== Instructions for the task ==
Repeat the material exactly, every line of it.

== Excerpted records ==
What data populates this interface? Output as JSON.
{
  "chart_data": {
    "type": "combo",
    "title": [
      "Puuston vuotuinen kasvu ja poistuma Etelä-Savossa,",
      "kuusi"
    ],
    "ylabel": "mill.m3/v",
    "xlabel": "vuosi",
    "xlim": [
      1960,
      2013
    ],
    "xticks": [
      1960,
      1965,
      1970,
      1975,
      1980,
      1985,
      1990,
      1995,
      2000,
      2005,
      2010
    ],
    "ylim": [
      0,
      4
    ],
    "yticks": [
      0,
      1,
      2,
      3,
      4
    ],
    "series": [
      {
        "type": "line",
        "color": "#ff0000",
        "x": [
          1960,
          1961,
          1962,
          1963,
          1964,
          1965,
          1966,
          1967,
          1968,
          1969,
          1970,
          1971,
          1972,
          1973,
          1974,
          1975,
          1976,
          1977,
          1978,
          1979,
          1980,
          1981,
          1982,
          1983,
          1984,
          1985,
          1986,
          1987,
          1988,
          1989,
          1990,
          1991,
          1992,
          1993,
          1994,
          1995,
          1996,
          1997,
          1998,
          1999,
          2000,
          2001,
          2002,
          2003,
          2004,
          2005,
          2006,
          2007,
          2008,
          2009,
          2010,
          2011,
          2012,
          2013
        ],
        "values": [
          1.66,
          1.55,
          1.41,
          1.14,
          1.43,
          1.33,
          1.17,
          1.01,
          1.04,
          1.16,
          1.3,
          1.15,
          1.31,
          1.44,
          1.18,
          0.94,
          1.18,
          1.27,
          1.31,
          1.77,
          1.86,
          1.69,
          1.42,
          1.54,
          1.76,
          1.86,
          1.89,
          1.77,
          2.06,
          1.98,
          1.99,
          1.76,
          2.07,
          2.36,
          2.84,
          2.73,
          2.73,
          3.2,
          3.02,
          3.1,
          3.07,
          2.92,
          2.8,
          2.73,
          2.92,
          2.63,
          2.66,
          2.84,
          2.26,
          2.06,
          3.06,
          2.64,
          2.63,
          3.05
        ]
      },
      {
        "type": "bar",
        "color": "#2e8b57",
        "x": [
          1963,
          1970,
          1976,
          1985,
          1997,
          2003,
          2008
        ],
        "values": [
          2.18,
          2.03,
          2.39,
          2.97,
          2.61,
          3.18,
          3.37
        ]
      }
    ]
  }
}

== Written solution ==
What data populates this interface? Output as JSON.
{
  "chart_data": {
    "type": "combo",
    "title": [
      "Puuston vuotuinen kasvu ja poistuma Etelä-Savossa,",
      "kuusi"
    ],
    "ylabel": "mill.m3/v",
    "xlabel": "vuosi",
    "xlim": [
      1960,
      2013
    ],
    "xticks": [
      1960,
      1965,
      1970,
      1975,
      1980,
      1985,
      1990,
      1995,
      2000,
      2005,
      2010
    ],
    "ylim": [
      0,
      4
    ],
    "yticks": [
      0,
      1,
      2,
      3,
      4
    ],
    "series": [
      {
        "type": "line",
        "color": "#ff0000",
        "x": [
          1960,
          1961,
          1962,
          1963,
          1964,
          1965,
          1966,
          1967,
          1968,
          1969,
          1970,
          1971,
          1972,
          1973,
          1974,
          1975,
          1976,
          1977,
          1978,
          1979,
          1980,
          1981,
          1982,
          1983,
          1984,
          1985,
          1986,
          1987,
          1988,
          1989,
          1990,
          1991,
          1992,
          1993,
          1994,
          1995,
          1996,
          1997,
          1998,
          1999,
          2000,
          2001,
          2002,
          2003,
          2004,
          2005,
          2006,
          2007,
          2008,
          2009,
          2010,
          2011,
          2012,
          2013
        ],
        "values": [
          1.66,
          1.55,
          1.41,
          1.14,
          1.43,
          1.33,
          1.17,
          1.01,
          1.04,
          1.16,
          1.3,
          1.15,
          1.31,
          1.44,
          1.18,
          0.94,
          1.18,
          1.27,
          1.31,
          1.77,
          1.86,
          1.69,
          1.42,
          1.54,
          1.76,
          1.86,
          1.89,
          1.77,
          2.06,
          1.98,
          1.99,
          1.76,
          2.07,
          2.36,
          2.84,
          2.73,
          2.73,
          3.2,
          3.02,
          3.1,
          3.07,
          2.92,
          2.8,
          2.73,
          2.92,
          2.63,
          2.66,
          2.84,
          2.26,
          2.06,
          3.06,
          2.64,
          2.63,
          3.05
        ]
      },
      {
        "type": "bar",
        "color": "#2e8b57",
        "x": [
          1963,
          1970,
          1976,
          1985,
          1997,
          2003,
          2008
        ],
        "values": [
          2.18,
          2.03,
          2.39,
          2.97,
          2.61,
          3.18,
          3.37
        ]
      }
    ]
  }
}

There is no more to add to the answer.